TASK DATA:
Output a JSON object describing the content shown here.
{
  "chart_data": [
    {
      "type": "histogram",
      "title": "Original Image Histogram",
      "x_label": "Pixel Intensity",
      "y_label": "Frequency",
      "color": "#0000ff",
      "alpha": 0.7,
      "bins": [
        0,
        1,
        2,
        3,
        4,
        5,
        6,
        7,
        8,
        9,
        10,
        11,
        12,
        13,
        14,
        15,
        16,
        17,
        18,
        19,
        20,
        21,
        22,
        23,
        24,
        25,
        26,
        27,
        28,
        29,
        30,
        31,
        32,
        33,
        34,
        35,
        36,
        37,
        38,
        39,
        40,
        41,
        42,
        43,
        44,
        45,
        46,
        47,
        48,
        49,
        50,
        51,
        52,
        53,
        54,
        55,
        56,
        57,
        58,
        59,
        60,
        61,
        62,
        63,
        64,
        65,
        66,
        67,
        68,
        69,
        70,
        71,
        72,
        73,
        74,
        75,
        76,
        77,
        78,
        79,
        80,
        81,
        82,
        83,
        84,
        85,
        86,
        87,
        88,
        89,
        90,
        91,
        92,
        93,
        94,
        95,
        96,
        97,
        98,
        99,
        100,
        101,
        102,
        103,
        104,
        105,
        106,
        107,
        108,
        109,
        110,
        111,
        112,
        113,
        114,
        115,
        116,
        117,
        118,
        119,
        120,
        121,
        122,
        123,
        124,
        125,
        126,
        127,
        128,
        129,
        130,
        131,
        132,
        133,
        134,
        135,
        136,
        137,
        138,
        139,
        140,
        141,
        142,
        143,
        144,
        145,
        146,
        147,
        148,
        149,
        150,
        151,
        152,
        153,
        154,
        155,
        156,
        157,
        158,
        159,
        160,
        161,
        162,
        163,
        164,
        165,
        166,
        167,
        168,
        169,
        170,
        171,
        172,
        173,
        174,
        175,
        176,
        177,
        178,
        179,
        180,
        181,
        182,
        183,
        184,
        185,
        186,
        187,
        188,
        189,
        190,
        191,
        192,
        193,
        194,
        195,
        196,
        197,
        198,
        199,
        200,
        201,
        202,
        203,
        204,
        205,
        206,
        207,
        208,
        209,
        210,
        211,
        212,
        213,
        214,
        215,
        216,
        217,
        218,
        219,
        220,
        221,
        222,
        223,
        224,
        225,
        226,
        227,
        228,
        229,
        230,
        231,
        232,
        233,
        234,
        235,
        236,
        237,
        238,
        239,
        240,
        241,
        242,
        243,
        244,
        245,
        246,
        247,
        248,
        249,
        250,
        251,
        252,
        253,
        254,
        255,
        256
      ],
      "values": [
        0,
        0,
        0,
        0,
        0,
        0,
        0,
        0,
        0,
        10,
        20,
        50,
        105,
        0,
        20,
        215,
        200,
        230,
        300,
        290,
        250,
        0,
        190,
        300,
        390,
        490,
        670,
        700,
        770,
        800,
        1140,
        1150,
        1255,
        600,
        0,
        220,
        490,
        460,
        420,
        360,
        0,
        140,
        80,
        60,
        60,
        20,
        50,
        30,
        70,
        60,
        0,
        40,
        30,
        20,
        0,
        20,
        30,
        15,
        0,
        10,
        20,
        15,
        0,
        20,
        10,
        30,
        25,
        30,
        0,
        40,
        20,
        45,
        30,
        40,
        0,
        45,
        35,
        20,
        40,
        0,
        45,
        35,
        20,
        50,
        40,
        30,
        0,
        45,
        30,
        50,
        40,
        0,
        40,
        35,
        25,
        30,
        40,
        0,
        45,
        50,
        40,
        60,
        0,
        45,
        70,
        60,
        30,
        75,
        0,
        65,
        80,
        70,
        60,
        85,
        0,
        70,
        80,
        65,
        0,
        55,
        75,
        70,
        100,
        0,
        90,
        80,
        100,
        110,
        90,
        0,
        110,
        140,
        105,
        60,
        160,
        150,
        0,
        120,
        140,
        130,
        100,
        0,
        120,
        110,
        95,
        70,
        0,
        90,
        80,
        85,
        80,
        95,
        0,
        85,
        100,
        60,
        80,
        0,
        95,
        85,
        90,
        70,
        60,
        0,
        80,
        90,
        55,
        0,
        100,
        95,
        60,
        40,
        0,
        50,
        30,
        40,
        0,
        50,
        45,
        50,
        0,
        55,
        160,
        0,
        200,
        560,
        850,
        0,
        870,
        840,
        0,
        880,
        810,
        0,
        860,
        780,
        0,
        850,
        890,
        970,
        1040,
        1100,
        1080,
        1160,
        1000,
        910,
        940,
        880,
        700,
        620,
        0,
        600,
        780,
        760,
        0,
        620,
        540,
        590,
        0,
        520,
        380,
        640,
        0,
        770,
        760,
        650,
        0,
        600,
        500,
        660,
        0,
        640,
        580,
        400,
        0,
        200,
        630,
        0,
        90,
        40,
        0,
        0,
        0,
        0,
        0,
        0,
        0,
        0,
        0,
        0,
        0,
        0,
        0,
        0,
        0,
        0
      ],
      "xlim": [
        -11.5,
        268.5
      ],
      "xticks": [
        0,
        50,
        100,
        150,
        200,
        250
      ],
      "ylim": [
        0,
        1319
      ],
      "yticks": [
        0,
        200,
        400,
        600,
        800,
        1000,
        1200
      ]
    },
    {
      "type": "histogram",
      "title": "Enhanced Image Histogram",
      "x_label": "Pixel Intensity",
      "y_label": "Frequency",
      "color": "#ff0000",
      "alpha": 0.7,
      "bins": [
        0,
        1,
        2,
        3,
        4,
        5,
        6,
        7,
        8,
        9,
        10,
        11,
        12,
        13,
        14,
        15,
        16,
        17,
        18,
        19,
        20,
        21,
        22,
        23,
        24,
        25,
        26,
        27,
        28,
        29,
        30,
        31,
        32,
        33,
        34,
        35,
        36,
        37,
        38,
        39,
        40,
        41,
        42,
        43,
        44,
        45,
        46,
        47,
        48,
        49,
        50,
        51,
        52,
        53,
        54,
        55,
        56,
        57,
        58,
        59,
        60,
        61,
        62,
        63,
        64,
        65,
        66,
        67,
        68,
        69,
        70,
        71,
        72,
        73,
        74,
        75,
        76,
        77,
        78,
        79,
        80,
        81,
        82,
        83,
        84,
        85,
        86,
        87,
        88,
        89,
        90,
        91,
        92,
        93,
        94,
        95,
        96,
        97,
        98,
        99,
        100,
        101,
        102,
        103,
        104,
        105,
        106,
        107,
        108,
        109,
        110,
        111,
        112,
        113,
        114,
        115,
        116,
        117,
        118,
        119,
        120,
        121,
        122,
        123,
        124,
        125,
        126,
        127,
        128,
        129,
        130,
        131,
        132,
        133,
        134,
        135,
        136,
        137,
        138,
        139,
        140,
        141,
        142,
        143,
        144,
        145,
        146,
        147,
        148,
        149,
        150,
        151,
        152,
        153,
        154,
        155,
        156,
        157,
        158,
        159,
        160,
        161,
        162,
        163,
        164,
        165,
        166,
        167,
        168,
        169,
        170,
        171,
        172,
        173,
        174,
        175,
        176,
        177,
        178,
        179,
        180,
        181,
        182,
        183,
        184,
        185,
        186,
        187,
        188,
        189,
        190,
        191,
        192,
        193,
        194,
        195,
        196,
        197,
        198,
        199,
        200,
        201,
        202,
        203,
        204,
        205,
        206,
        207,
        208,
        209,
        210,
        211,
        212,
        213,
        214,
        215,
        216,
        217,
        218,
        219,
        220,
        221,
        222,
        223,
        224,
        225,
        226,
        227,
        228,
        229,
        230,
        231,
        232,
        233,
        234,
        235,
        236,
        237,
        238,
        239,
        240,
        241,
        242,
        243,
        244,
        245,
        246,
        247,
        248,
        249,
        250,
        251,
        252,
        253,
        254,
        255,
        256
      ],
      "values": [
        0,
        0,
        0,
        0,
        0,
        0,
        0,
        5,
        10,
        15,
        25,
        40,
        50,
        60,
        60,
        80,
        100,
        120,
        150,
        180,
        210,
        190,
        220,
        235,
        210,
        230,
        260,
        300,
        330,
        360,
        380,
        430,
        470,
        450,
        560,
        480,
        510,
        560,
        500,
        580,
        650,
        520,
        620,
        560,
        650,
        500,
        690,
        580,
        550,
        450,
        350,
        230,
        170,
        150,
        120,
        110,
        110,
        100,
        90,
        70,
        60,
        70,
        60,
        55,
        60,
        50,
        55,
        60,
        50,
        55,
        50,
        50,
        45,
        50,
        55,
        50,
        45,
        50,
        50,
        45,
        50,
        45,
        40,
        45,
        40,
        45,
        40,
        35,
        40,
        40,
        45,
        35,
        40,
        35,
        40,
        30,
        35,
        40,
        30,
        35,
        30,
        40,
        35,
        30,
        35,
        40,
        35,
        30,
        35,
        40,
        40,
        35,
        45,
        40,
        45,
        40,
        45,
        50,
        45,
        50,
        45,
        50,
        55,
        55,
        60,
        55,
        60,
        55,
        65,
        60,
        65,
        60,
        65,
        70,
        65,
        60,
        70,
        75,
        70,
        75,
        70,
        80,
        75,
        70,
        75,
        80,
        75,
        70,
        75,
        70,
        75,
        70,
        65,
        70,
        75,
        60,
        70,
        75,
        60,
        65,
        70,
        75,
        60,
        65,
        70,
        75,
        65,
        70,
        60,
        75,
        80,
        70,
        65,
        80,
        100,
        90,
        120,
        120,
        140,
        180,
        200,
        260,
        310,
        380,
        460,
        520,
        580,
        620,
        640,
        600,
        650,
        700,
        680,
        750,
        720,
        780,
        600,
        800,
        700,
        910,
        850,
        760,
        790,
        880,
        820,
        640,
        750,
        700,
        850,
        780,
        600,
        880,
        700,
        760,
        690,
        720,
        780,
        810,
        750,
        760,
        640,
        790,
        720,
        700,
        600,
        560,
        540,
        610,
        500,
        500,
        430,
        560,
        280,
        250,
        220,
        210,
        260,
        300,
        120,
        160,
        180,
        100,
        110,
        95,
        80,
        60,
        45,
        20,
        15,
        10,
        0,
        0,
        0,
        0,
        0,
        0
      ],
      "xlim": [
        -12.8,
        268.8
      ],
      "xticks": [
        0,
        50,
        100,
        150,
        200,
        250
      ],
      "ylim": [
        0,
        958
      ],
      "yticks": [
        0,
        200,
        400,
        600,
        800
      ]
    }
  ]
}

DIRECTIONS: Select every line of the material above holding the word "Image" and copy it.

OUTPUT BELOW:
      "title": "Original Image Histogram",
      "title": "Enhanced Image Histogram",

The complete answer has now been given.